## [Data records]
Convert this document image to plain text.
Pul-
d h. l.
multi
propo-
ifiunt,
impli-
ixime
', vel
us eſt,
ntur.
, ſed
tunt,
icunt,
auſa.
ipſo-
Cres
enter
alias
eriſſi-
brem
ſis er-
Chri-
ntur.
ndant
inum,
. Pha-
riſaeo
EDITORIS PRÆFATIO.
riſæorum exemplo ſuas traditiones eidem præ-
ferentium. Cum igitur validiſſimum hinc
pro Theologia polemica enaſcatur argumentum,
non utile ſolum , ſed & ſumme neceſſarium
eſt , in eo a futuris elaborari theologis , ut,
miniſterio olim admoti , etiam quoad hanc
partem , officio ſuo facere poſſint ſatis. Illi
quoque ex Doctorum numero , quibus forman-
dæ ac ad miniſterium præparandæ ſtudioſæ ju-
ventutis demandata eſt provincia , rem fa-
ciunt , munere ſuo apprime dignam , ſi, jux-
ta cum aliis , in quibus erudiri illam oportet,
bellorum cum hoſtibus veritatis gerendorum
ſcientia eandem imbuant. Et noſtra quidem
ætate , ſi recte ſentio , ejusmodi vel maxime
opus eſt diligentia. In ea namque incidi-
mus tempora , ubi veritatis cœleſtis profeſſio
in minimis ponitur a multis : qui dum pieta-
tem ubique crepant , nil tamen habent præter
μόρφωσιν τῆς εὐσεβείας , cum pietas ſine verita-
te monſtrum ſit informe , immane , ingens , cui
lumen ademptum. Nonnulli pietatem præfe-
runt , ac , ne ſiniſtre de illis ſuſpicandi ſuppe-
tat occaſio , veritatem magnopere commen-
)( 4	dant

## [Given problem]
Copy each line of the entries that includes the word "veritatis".

## [Finished task]
bellorum cum hoſtibus veritatis gerendorum
mus tempora , ubi veritatis cœleſtis profeſſio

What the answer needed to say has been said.